What the exercise asks
Count the lines in the data below that contain the string "chapter". Reply with the number alone.

Layout region data:
__________________________________________________

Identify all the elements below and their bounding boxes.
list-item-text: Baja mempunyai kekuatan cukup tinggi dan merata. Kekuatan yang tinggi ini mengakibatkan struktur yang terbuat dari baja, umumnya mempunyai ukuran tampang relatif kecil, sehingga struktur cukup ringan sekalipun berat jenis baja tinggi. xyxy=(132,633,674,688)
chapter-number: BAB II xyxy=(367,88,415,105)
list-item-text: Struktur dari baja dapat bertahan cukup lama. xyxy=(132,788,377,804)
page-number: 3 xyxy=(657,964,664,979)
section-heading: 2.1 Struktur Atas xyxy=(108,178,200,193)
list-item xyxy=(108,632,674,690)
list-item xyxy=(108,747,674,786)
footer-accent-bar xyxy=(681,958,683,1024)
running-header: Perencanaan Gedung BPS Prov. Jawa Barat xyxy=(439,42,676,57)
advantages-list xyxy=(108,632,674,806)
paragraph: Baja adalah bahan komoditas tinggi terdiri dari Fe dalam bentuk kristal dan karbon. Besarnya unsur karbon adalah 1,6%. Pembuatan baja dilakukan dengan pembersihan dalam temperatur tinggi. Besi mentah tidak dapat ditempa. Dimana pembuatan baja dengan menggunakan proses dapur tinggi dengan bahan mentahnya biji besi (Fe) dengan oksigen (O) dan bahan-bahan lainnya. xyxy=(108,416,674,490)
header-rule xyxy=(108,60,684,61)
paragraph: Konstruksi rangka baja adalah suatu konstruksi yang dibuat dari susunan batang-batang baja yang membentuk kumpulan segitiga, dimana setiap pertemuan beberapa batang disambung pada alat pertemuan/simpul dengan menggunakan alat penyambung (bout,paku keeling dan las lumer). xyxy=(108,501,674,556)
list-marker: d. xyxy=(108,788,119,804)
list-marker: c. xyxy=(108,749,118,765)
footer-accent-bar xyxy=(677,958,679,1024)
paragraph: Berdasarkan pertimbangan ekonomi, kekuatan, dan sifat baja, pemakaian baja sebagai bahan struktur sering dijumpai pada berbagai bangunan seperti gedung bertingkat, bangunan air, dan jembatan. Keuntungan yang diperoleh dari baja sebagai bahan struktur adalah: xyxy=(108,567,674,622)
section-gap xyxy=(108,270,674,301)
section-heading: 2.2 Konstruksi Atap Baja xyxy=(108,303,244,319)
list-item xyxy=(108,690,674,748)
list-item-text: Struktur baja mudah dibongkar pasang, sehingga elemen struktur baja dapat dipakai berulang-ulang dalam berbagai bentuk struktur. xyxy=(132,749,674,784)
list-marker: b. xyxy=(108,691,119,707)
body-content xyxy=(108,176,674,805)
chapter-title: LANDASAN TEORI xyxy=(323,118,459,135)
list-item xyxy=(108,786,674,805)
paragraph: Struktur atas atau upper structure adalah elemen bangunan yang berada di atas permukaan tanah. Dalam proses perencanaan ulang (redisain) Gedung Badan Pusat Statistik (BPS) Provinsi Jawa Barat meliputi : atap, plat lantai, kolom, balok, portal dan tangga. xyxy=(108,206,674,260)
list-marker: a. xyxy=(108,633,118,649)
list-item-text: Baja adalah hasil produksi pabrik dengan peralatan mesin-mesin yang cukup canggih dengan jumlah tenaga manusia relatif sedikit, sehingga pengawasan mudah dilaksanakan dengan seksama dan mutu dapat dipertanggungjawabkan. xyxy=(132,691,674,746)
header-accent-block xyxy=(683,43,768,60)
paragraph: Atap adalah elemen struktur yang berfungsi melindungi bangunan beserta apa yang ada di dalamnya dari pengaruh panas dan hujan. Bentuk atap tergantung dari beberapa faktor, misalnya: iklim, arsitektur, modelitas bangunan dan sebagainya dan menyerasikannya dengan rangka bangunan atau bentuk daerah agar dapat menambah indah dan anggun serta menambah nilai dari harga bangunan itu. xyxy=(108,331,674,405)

__________________________________________________

Task output
2